[Items from a figure collection]
==================================================
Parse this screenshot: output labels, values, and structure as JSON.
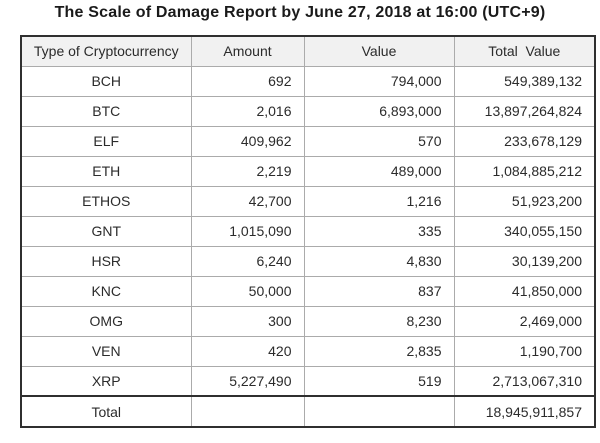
{
  "title": "The Scale of Damage Report by June 27, 2018 at 16:00 (UTC+9)",
  "chart_data": {
    "type": "table",
    "title": "The Scale of Damage Report by June 27, 2018 at 16:00 (UTC+9)",
    "columns": [
      "Type of Cryptocurrency",
      "Amount",
      "Value",
      "Total  Value"
    ],
    "rows": [
      [
        "BCH",
        "692",
        "794,000",
        "549,389,132"
      ],
      [
        "BTC",
        "2,016",
        "6,893,000",
        "13,897,264,824"
      ],
      [
        "ELF",
        "409,962",
        "570",
        "233,678,129"
      ],
      [
        "ETH",
        "2,219",
        "489,000",
        "1,084,885,212"
      ],
      [
        "ETHOS",
        "42,700",
        "1,216",
        "51,923,200"
      ],
      [
        "GNT",
        "1,015,090",
        "335",
        "340,055,150"
      ],
      [
        "HSR",
        "6,240",
        "4,830",
        "30,139,200"
      ],
      [
        "KNC",
        "50,000",
        "837",
        "41,850,000"
      ],
      [
        "OMG",
        "300",
        "8,230",
        "2,469,000"
      ],
      [
        "VEN",
        "420",
        "2,835",
        "1,190,700"
      ],
      [
        "XRP",
        "5,227,490",
        "519",
        "2,713,067,310"
      ]
    ],
    "total_row": {
      "label": "Total",
      "amount": "",
      "value": "",
      "total_value": "18,945,911,857"
    }
  },
  "colors": {
    "header_background": "#f1f1f1",
    "inner_border": "#ababab",
    "outer_border": "#2f2f2f",
    "text": "#2b2b2b"
  }
}
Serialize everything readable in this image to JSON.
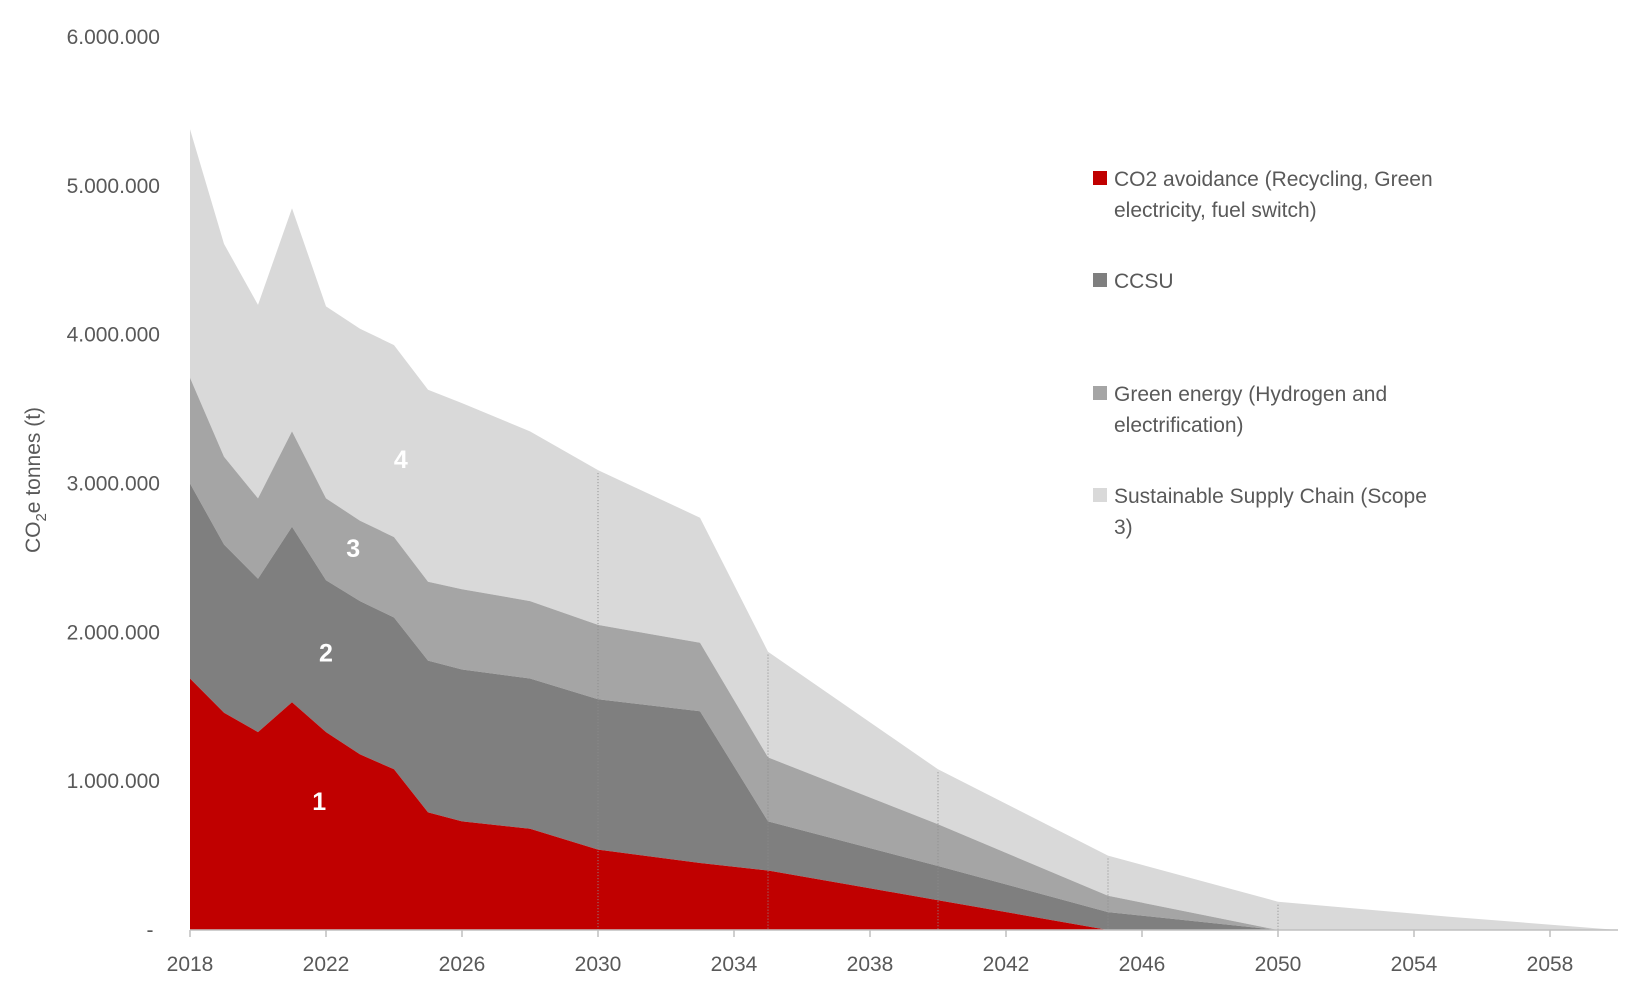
{
  "chart_data": {
    "type": "area",
    "stacked": true,
    "title": "",
    "xlabel": "",
    "ylabel": "CO2e tonnes (t)",
    "ylabel_parts": {
      "pre": "CO",
      "sub": "2",
      "post": "e tonnes (t)"
    },
    "xlim": [
      2018,
      2060
    ],
    "ylim": [
      0,
      6000000
    ],
    "x_ticks": [
      2018,
      2022,
      2026,
      2030,
      2034,
      2038,
      2042,
      2046,
      2050,
      2054,
      2058
    ],
    "y_ticks": [
      {
        "value": 0,
        "label": "-"
      },
      {
        "value": 1000000,
        "label": "1.000.000"
      },
      {
        "value": 2000000,
        "label": "2.000.000"
      },
      {
        "value": 3000000,
        "label": "3.000.000"
      },
      {
        "value": 4000000,
        "label": "4.000.000"
      },
      {
        "value": 5000000,
        "label": "5.000.000"
      },
      {
        "value": 6000000,
        "label": "6.000.000"
      }
    ],
    "grid": false,
    "legend_position": "right",
    "x": [
      2018,
      2019,
      2020,
      2021,
      2022,
      2023,
      2024,
      2025,
      2026,
      2028,
      2030,
      2033,
      2035,
      2040,
      2045,
      2050,
      2055,
      2060
    ],
    "series": [
      {
        "name": "CO2 avoidance (Recycling, Green electricity, fuel switch)",
        "color": "#c00000",
        "label": "1",
        "values": [
          1690000,
          1460000,
          1330000,
          1530000,
          1330000,
          1180000,
          1080000,
          790000,
          730000,
          680000,
          540000,
          450000,
          400000,
          200000,
          0,
          0,
          0,
          0
        ]
      },
      {
        "name": "CCSU",
        "color": "#7f7f7f",
        "label": "2",
        "values": [
          1310000,
          1130000,
          1030000,
          1180000,
          1020000,
          1030000,
          1020000,
          1020000,
          1020000,
          1010000,
          1010000,
          1020000,
          330000,
          230000,
          120000,
          0,
          0,
          0
        ]
      },
      {
        "name": "Green energy (Hydrogen and electrification)",
        "color": "#a5a5a5",
        "label": "3",
        "values": [
          710000,
          590000,
          540000,
          640000,
          550000,
          540000,
          540000,
          530000,
          540000,
          520000,
          500000,
          460000,
          430000,
          280000,
          110000,
          0,
          0,
          0
        ]
      },
      {
        "name": "Sustainable Supply Chain (Scope 3)",
        "color": "#d9d9d9",
        "label": "4",
        "values": [
          1670000,
          1430000,
          1300000,
          1500000,
          1290000,
          1290000,
          1290000,
          1290000,
          1250000,
          1140000,
          1040000,
          840000,
          710000,
          370000,
          270000,
          190000,
          90000,
          0
        ]
      }
    ],
    "area_labels_at": [
      {
        "series": 0,
        "x": 2021.8,
        "y": 850000
      },
      {
        "series": 1,
        "x": 2022.0,
        "y": 1850000
      },
      {
        "series": 2,
        "x": 2022.8,
        "y": 2550000
      },
      {
        "series": 3,
        "x": 2024.2,
        "y": 3150000
      }
    ],
    "vertical_markers": [
      2030,
      2035,
      2040,
      2045,
      2050
    ]
  }
}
==================================================
▶ **What needs to be done**: Filter the entries down to the lines containing "June". Copy each of those lines.

▶ **Written solution**:
  "title": "The Scale of Damage Report by June 27, 2018 at 16:00 (UTC+9)",
    "title": "The Scale of Damage Report by June 27, 2018 at 16:00 (UTC+9)",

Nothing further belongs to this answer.